---------- Records for this exercise

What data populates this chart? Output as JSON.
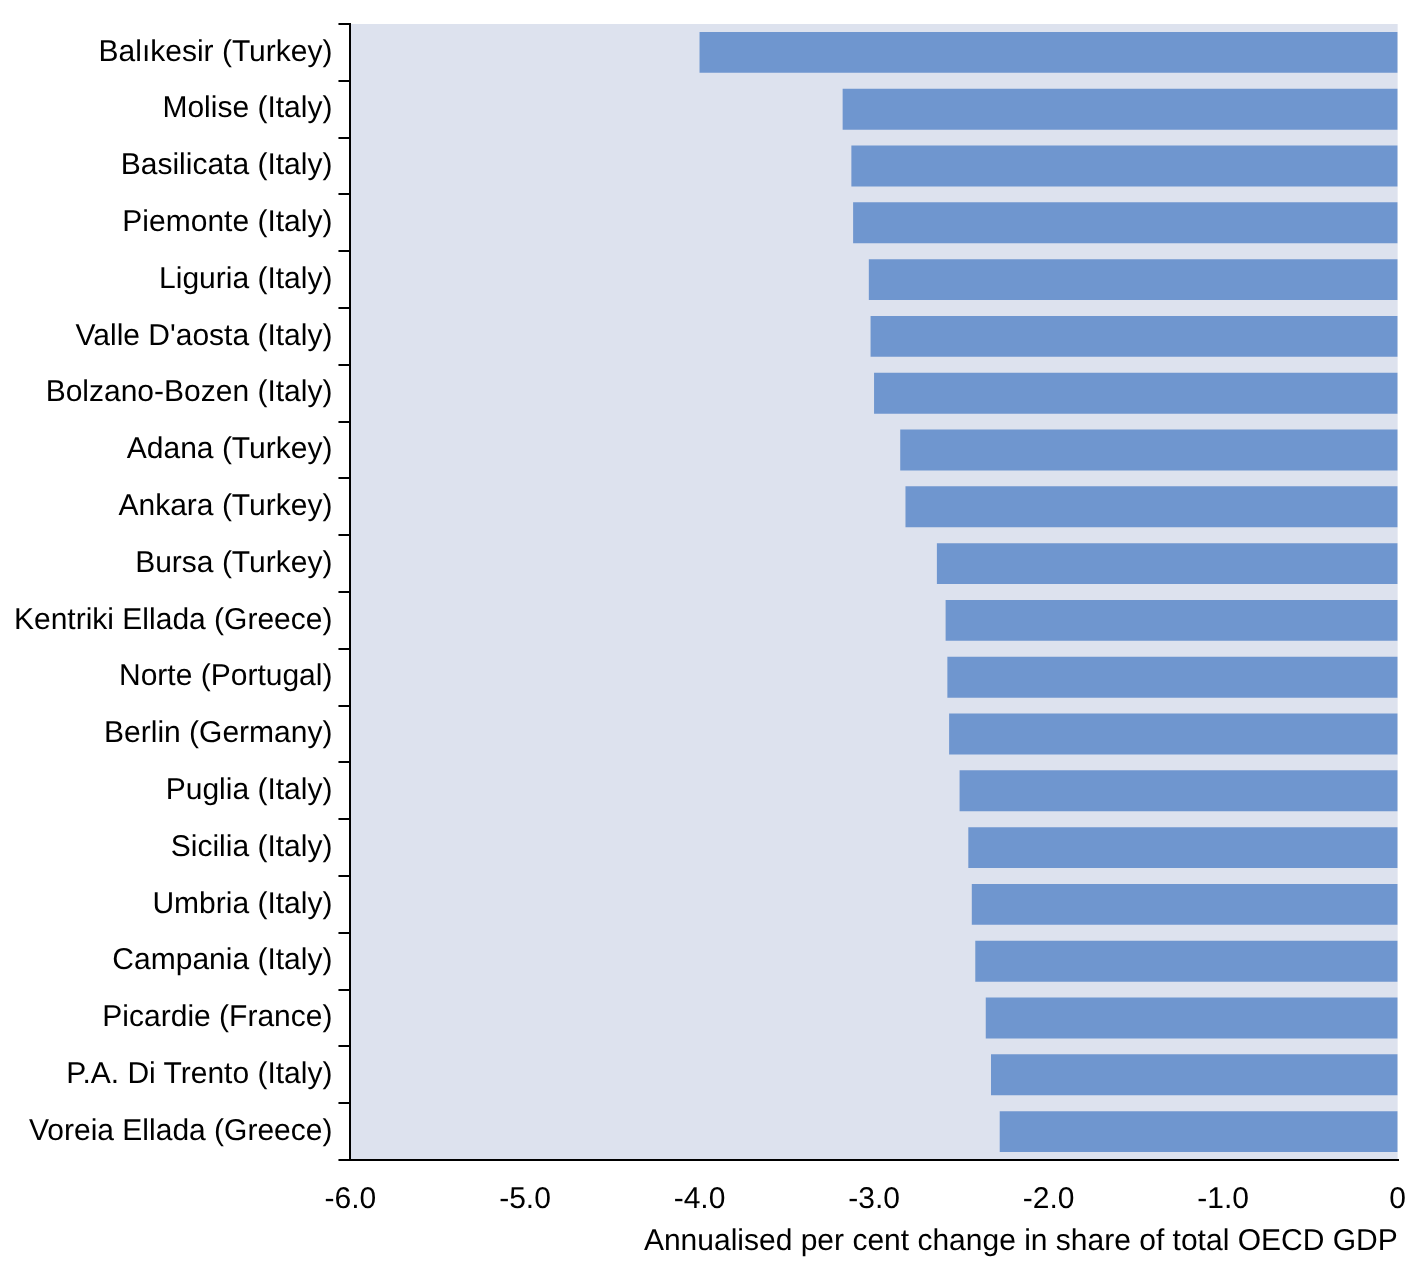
{
  "chart_data": {
    "type": "bar",
    "orientation": "horizontal",
    "xlabel": "Annualised per cent change in share of total OECD GDP",
    "categories": [
      "Balıkesir (Turkey)",
      "Molise (Italy)",
      "Basilicata (Italy)",
      "Piemonte (Italy)",
      "Liguria (Italy)",
      "Valle D'aosta (Italy)",
      "Bolzano-Bozen (Italy)",
      "Adana (Turkey)",
      "Ankara (Turkey)",
      "Bursa (Turkey)",
      "Kentriki Ellada (Greece)",
      "Norte (Portugal)",
      "Berlin (Germany)",
      "Puglia (Italy)",
      "Sicilia (Italy)",
      "Umbria (Italy)",
      "Campania (Italy)",
      "Picardie (France)",
      "P.A. Di Trento (Italy)",
      "Voreia Ellada (Greece)"
    ],
    "values": [
      -4.0,
      -3.18,
      -3.13,
      -3.12,
      -3.03,
      -3.02,
      -3.0,
      -2.85,
      -2.82,
      -2.64,
      -2.59,
      -2.58,
      -2.57,
      -2.51,
      -2.46,
      -2.44,
      -2.42,
      -2.36,
      -2.33,
      -2.28
    ],
    "color": "#6f96cf",
    "xlim": [
      -6,
      0
    ],
    "xticks": [
      {
        "value": -6,
        "label": "-6.0"
      },
      {
        "value": -5,
        "label": "-5.0"
      },
      {
        "value": -4,
        "label": "-4.0"
      },
      {
        "value": -3,
        "label": "-3.0"
      },
      {
        "value": -2,
        "label": "-2.0"
      },
      {
        "value": -1,
        "label": "-1.0"
      },
      0
    ],
    "grid": false,
    "legend": false
  }
}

--------------------

- **Stated goal**: Are you able to set down all the lines above exactly, without any pictures?

- **Solution below**:
What data populates this chart? Output as JSON.
{
  "chart_data": {
    "type": "bar",
    "orientation": "horizontal",
    "xlabel": "Annualised per cent change in share of total OECD GDP",
    "categories": [
      "Balıkesir (Turkey)",
      "Molise (Italy)",
      "Basilicata (Italy)",
      "Piemonte (Italy)",
      "Liguria (Italy)",
      "Valle D'aosta (Italy)",
      "Bolzano-Bozen (Italy)",
      "Adana (Turkey)",
      "Ankara (Turkey)",
      "Bursa (Turkey)",
      "Kentriki Ellada (Greece)",
      "Norte (Portugal)",
      "Berlin (Germany)",
      "Puglia (Italy)",
      "Sicilia (Italy)",
      "Umbria (Italy)",
      "Campania (Italy)",
      "Picardie (France)",
      "P.A. Di Trento (Italy)",
      "Voreia Ellada (Greece)"
    ],
    "values": [
      -4.0,
      -3.18,
      -3.13,
      -3.12,
      -3.03,
      -3.02,
      -3.0,
      -2.85,
      -2.82,
      -2.64,
      -2.59,
      -2.58,
      -2.57,
      -2.51,
      -2.46,
      -2.44,
      -2.42,
      -2.36,
      -2.33,
      -2.28
    ],
    "color": "#6f96cf",
    "xlim": [
      -6,
      0
    ],
    "xticks": [
      {
        "value": -6,
        "label": "-6.0"
      },
      {
        "value": -5,
        "label": "-5.0"
      },
      {
        "value": -4,
        "label": "-4.0"
      },
      {
        "value": -3,
        "label": "-3.0"
      },
      {
        "value": -2,
        "label": "-2.0"
      },
      {
        "value": -1,
        "label": "-1.0"
      },
      0
    ],
    "grid": false,
    "legend": false
  }
}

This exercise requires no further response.